▸ PÁGINA:
-------------------------
Ungido pela popularidade do ex-presidente Luiz Inácio Lula da Silva, Fernando Haddad chegou ao segundo turno da última eleição Presidencial, alcançando 47 milhões de votos, 44,8% do total.
Na terceira entrevista da série com candidatos ao Planalto em 2018, em análise aos seis primeiros meses do governo de Jair Bolsonaro, o petista critica o atual presidente, os ministros da Justiça e Segurança Pública, Sergio Moro, e do Gabinete de Segurança Institucional, Augusto Heleno, e pede a liberdade de Lula. Para as próximas eleições, sonha com ampla frente de esquerda, apesar das fissuras geradas no último pleito.
Qual é a avaliação sobre os seis primeiros seis meses do governo Bolsonaro?
-------------------------
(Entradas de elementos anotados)
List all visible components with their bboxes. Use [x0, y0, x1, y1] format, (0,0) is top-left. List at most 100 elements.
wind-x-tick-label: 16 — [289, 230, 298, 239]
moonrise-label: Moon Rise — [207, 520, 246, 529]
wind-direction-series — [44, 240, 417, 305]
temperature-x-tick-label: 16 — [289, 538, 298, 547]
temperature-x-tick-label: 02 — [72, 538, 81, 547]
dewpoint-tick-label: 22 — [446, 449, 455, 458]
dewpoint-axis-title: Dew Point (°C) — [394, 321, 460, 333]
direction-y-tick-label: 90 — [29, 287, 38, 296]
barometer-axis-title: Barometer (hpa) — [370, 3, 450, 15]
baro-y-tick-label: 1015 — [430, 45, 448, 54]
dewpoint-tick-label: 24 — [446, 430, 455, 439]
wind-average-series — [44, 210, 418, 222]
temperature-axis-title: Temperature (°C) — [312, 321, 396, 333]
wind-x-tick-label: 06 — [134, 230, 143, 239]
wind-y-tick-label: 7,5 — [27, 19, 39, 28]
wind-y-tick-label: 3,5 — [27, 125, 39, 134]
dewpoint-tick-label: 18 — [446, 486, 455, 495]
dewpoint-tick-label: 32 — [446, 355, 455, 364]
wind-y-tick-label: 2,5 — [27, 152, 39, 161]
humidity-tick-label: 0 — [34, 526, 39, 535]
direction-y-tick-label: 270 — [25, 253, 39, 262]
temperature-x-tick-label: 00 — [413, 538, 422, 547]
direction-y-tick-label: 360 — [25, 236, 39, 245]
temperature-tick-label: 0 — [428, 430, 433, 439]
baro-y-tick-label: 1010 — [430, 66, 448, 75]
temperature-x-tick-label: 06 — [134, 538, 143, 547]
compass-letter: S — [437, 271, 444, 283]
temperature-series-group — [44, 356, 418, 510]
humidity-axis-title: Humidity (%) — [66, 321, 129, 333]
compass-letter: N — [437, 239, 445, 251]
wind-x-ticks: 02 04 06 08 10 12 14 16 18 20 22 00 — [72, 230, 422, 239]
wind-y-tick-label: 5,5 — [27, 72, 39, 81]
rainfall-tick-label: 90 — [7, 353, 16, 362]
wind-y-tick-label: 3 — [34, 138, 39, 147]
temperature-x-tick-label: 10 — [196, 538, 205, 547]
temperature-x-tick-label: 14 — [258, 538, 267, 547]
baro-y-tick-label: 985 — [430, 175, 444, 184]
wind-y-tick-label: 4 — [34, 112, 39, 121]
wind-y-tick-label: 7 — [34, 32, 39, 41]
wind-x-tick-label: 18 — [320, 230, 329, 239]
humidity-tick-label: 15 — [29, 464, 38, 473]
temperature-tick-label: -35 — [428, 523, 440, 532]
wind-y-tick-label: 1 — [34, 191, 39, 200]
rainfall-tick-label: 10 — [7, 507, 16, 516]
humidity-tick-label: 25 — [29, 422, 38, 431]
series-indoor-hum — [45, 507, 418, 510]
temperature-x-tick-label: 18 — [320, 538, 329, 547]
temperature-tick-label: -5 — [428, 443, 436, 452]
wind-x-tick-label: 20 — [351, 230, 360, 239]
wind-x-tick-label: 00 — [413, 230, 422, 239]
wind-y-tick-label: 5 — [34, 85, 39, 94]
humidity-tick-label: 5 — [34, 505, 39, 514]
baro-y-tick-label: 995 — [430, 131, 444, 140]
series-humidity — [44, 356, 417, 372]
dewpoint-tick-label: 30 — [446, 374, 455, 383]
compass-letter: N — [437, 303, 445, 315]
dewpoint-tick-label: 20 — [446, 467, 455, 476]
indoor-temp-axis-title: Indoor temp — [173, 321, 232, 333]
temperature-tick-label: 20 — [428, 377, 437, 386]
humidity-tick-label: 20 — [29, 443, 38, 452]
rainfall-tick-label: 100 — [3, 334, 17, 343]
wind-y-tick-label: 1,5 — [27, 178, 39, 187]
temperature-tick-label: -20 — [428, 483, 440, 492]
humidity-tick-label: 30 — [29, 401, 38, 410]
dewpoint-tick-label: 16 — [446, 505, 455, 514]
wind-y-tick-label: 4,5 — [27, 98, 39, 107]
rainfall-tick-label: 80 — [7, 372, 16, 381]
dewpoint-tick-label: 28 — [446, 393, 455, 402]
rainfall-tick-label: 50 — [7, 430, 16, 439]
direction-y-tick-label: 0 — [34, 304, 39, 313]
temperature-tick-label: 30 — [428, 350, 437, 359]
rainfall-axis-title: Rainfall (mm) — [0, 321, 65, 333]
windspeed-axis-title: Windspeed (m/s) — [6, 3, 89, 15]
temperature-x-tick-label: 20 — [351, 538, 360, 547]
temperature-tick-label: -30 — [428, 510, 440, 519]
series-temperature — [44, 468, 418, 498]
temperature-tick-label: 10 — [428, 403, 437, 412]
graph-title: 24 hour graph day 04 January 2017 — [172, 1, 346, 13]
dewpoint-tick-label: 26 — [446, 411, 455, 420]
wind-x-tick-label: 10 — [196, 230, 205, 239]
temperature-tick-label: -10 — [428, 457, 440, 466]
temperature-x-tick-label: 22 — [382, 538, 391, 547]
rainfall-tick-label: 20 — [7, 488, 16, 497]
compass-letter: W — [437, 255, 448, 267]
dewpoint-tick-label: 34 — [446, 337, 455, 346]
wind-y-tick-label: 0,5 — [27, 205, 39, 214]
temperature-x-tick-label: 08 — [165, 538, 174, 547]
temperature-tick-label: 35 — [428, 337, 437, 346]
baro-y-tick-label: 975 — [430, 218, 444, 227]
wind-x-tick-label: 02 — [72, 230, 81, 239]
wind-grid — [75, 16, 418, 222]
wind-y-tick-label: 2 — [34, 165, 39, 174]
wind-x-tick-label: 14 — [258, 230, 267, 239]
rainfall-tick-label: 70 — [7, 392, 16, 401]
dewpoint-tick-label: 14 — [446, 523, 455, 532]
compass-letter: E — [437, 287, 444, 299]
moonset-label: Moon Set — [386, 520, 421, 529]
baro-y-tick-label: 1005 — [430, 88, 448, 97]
-------------------------
▸ TAREFA DO EXERCÍCIO:
Reproduza palavra por palavra o texto inteiro sobre a entrevista com Fernando Haddad, que aparece acima.

▸ RESPOSTA À TAREFA:
Ungido pela popularidade do ex-presidente Luiz Inácio Lula da Silva, Fernando Haddad chegou ao segundo turno da última eleição Presidencial, alcançando 47 milhões de votos, 44,8% do total.
Na terceira entrevista da série com candidatos ao Planalto em 2018, em análise aos seis primeiros meses do governo de Jair Bolsonaro, o petista critica o atual presidente, os ministros da Justiça e Segurança Pública, Sergio Moro, e do Gabinete de Segurança Institucional, Augusto Heleno, e pede a liberdade de Lula. Para as próximas eleições, sonha com ampla frente de esquerda, apesar das fissuras geradas no último pleito.
Qual é a avaliação sobre os seis primeiros seis meses do governo Bolsonaro?